→ **Exercise goal**: Report the count of lines that carry the string "your", and add nothing.

→ **The input**:
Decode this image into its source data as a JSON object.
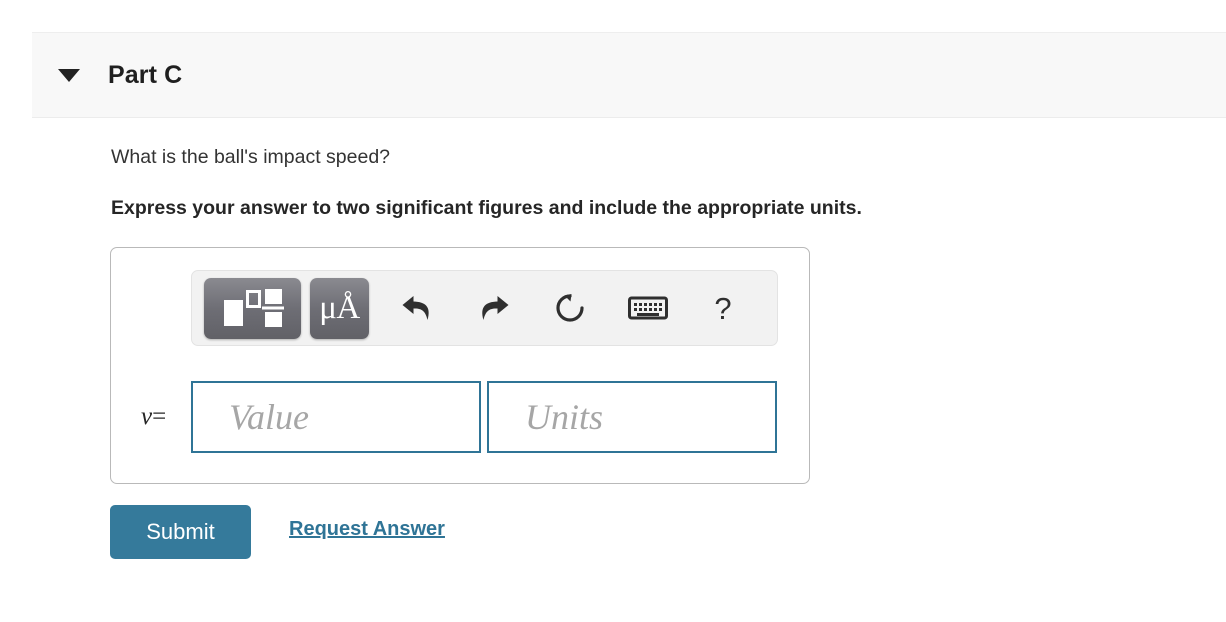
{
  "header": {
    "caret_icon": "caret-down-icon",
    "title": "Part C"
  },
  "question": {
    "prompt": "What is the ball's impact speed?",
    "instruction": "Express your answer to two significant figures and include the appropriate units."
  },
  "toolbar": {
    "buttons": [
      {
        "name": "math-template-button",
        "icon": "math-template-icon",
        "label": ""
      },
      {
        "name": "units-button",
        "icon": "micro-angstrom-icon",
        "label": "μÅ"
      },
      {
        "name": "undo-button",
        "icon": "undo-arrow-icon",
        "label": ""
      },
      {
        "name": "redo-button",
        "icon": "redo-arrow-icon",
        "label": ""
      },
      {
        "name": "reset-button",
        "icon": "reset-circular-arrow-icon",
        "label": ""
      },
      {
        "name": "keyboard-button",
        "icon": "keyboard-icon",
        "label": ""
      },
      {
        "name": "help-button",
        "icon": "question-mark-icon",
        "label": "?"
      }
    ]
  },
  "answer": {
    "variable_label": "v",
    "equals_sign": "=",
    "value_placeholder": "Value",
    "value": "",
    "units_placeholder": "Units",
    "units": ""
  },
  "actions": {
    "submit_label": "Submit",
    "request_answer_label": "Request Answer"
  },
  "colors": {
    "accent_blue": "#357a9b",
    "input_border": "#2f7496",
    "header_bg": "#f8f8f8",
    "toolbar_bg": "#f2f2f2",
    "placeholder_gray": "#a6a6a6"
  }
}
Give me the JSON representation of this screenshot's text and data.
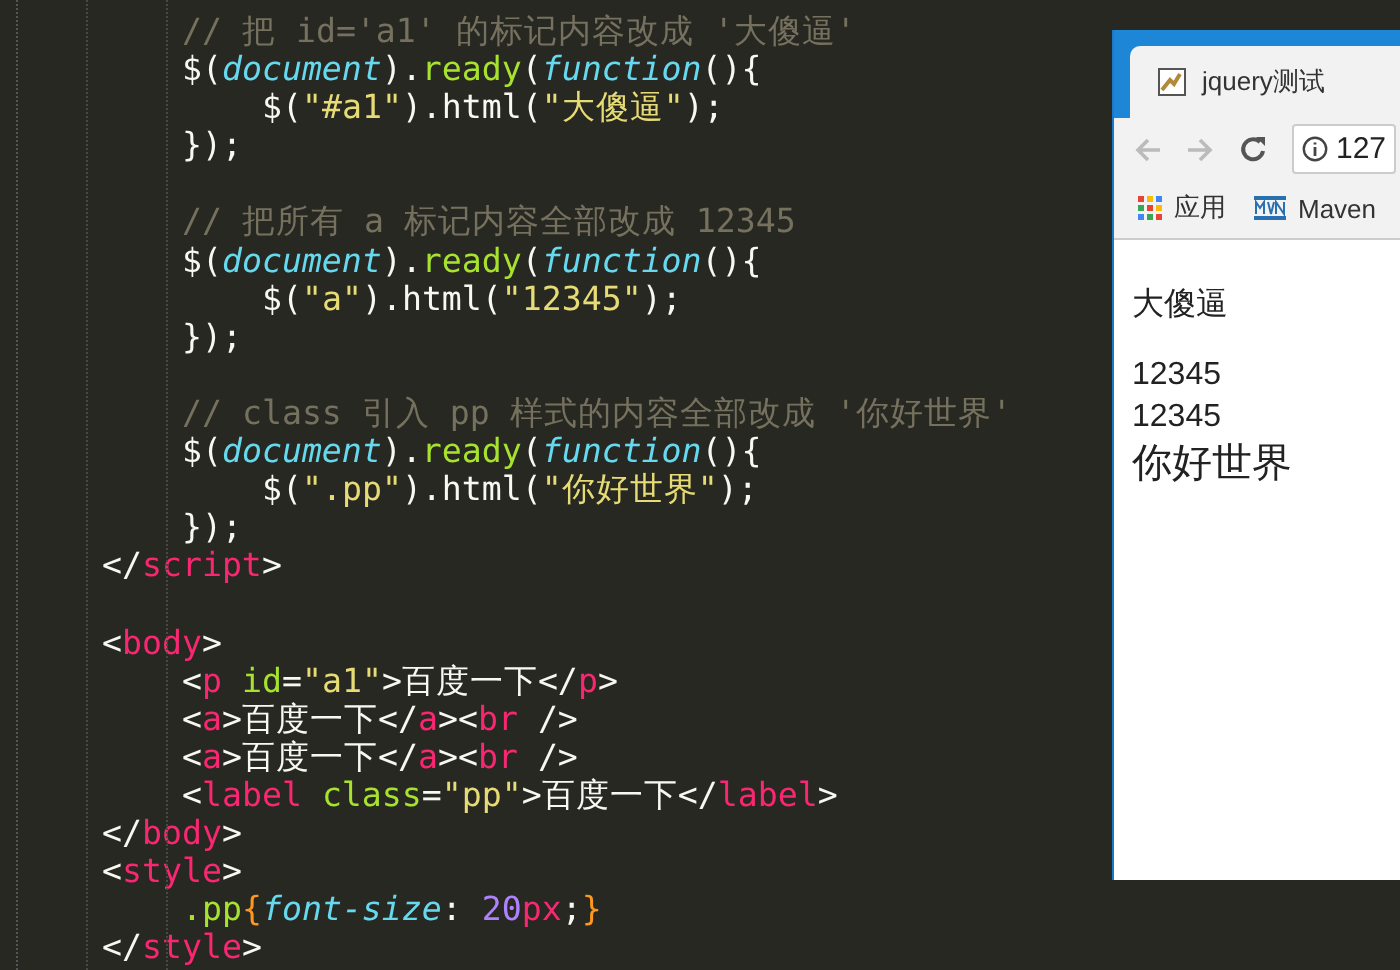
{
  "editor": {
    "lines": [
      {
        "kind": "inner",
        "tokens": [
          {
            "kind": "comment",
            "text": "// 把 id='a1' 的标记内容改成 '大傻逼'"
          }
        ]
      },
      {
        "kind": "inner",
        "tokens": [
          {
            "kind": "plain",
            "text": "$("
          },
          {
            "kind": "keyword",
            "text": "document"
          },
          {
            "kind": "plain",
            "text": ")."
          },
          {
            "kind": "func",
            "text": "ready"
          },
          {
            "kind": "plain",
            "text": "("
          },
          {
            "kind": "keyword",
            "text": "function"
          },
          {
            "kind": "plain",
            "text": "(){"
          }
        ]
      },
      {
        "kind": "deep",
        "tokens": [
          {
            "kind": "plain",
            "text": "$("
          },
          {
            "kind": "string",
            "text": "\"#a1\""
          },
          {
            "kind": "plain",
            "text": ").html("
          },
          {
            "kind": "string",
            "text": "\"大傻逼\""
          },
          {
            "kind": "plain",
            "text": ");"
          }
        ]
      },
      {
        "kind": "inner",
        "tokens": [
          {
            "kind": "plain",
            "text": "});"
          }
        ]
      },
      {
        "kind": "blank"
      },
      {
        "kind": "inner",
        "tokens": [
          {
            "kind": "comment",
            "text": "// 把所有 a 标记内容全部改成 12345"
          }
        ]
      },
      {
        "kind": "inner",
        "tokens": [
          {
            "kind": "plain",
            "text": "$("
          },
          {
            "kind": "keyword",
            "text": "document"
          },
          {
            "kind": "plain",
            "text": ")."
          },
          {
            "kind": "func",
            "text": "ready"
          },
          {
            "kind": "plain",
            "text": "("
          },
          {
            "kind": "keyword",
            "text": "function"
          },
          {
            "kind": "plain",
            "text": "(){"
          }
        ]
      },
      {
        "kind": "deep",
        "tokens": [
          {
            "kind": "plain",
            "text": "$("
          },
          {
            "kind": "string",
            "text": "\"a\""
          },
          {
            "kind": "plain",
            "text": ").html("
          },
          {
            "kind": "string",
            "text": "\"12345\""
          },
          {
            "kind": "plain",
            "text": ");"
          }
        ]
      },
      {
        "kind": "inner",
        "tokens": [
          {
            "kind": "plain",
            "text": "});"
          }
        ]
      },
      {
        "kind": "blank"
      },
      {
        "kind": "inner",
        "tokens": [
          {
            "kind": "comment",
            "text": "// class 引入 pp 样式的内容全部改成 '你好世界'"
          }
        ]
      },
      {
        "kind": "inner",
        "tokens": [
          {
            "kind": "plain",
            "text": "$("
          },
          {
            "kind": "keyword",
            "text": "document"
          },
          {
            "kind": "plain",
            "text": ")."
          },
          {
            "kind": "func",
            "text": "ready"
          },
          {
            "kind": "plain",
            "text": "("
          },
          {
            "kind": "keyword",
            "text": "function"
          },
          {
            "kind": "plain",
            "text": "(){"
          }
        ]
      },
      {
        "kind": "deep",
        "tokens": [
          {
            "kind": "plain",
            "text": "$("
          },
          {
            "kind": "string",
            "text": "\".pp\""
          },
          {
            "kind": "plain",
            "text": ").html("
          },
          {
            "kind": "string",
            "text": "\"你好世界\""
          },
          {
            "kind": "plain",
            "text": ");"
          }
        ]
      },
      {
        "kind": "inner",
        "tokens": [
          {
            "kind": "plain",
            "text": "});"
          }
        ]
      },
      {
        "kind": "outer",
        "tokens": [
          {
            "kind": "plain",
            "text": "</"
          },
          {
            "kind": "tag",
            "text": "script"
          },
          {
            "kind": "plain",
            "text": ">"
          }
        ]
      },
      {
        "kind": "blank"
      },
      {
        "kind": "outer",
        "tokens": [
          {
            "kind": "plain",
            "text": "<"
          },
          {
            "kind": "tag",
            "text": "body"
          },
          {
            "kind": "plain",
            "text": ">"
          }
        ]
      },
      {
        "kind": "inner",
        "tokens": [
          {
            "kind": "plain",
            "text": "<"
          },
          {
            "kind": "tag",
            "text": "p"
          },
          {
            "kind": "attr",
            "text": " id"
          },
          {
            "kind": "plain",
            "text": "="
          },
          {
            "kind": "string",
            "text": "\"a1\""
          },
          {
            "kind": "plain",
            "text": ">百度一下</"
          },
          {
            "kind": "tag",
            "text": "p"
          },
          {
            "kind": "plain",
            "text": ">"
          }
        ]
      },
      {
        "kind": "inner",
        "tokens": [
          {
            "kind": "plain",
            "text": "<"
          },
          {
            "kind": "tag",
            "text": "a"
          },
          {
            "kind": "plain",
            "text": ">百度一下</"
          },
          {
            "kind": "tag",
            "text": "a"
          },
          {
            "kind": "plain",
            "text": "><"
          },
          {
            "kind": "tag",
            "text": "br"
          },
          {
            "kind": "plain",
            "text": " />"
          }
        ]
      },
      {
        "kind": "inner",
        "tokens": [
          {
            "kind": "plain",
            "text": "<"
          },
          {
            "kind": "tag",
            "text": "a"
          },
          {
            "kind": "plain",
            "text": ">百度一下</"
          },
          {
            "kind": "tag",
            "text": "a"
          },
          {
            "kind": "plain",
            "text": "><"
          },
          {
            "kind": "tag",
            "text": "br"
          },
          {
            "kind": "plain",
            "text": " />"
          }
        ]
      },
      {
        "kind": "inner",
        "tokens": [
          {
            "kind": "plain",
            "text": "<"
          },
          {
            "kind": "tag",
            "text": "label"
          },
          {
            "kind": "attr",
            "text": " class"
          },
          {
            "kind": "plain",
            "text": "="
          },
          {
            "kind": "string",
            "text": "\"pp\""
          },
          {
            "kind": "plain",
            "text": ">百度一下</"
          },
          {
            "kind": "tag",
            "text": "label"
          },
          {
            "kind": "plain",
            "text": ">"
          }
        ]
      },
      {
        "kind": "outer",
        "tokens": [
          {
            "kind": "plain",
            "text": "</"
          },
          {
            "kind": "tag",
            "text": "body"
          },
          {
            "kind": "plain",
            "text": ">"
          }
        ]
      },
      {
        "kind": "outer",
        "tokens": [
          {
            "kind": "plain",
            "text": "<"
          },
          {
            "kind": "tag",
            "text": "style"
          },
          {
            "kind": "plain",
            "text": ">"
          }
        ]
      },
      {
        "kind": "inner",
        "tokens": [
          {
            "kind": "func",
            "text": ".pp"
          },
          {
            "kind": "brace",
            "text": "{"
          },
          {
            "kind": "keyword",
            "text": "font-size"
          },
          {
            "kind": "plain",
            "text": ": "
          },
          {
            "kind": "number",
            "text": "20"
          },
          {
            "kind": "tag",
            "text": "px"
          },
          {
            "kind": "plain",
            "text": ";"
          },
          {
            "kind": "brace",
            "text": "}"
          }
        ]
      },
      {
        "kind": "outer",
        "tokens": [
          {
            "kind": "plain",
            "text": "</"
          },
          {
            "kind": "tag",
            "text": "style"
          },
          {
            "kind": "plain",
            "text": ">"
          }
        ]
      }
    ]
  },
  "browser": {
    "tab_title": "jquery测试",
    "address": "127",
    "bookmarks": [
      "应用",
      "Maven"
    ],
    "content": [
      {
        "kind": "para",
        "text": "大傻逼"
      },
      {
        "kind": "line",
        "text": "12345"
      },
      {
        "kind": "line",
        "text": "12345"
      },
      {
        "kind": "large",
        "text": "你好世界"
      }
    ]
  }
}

* * *

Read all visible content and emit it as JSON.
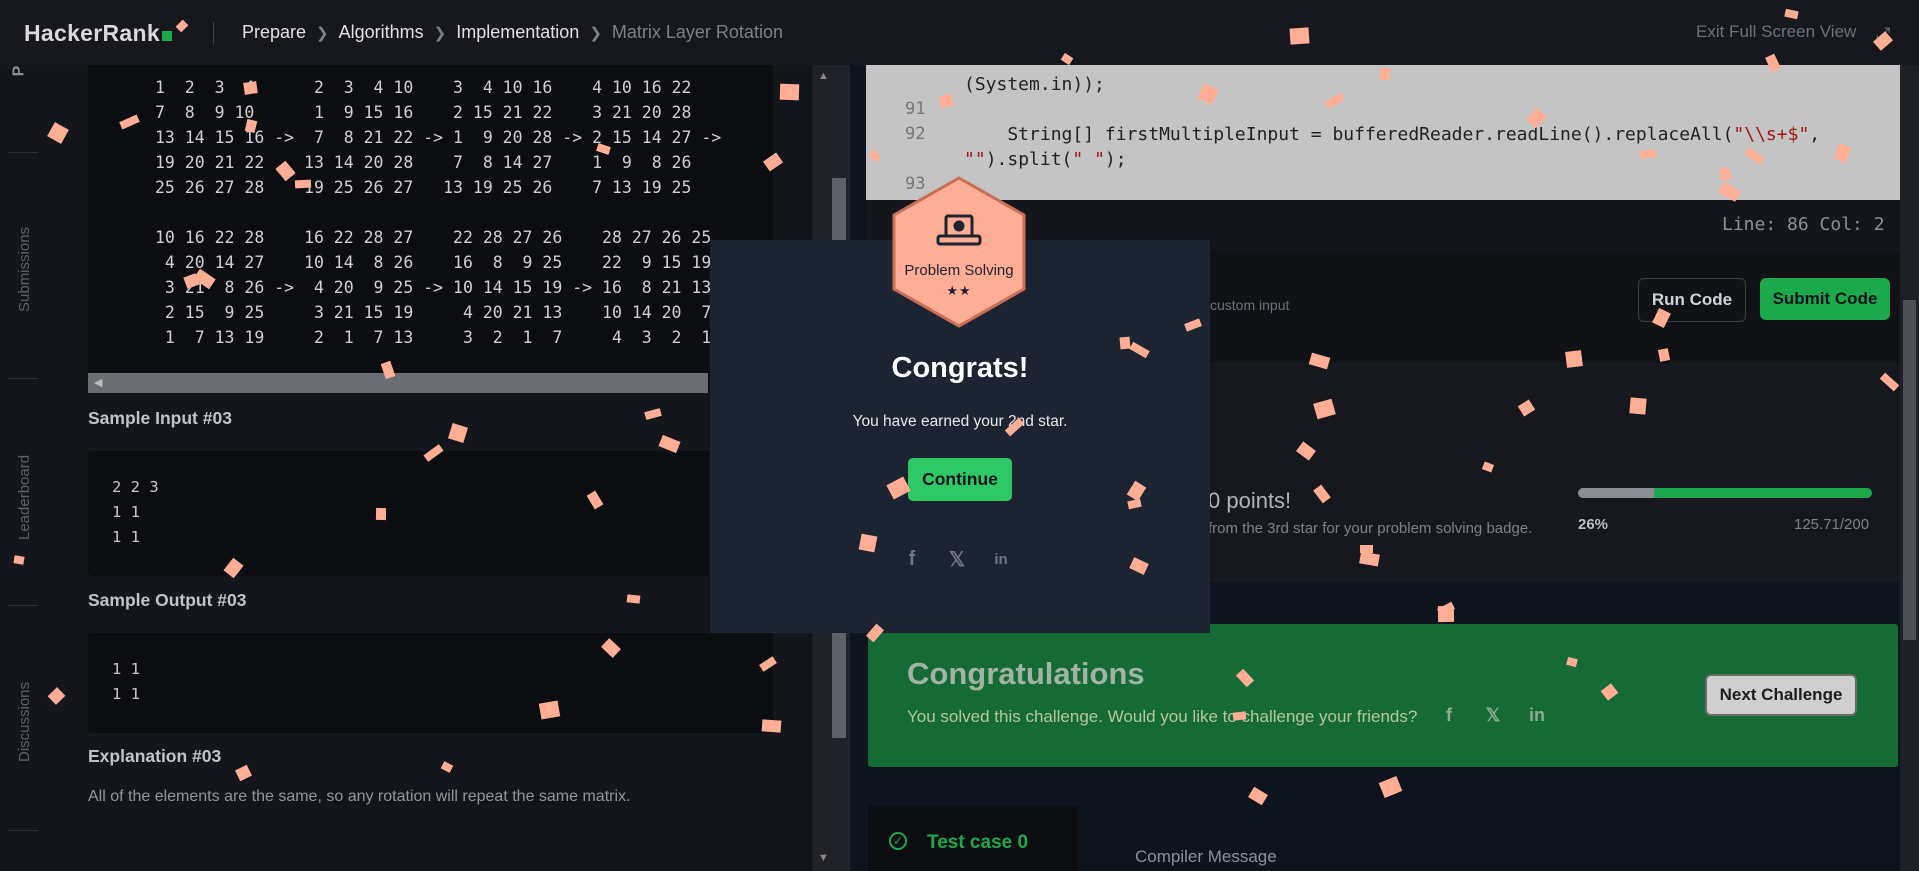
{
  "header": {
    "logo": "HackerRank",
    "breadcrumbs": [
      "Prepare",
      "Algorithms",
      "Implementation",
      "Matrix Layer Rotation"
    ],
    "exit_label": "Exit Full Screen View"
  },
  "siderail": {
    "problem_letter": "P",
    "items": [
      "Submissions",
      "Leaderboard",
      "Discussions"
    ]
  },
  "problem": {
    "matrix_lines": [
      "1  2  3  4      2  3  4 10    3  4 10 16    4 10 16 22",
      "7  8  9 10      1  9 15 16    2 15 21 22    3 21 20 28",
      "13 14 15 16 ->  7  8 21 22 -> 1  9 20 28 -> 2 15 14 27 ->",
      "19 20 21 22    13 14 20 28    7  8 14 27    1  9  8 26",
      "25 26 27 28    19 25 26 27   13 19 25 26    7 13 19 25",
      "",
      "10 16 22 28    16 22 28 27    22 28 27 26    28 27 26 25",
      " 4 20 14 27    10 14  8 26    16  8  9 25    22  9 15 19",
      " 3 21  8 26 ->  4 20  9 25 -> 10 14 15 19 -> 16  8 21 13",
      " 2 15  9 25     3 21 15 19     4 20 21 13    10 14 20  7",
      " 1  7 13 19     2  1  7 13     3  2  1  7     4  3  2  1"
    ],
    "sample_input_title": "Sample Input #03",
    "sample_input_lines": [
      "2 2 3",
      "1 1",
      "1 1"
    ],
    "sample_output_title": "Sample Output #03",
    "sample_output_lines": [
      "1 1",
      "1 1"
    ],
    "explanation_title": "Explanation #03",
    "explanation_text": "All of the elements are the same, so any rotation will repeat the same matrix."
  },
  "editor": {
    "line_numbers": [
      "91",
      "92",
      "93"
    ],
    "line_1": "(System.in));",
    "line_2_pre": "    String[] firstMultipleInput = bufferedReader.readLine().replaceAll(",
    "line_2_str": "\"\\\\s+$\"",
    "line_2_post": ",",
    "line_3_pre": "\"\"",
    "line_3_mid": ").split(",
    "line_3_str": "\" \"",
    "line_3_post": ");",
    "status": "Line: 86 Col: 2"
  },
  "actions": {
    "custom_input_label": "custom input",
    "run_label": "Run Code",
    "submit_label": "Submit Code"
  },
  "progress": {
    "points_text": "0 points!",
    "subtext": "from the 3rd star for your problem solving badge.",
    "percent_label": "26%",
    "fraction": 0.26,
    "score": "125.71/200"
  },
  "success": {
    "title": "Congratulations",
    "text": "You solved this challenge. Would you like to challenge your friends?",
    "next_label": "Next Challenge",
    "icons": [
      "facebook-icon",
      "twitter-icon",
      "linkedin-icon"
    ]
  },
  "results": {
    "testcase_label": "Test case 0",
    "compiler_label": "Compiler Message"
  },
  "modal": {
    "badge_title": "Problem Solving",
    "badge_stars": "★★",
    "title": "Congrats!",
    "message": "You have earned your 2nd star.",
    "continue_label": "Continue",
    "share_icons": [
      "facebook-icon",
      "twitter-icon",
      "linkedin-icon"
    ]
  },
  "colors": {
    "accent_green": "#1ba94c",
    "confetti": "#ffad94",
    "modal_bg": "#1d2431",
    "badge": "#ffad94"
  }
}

→ **Finished task**: 4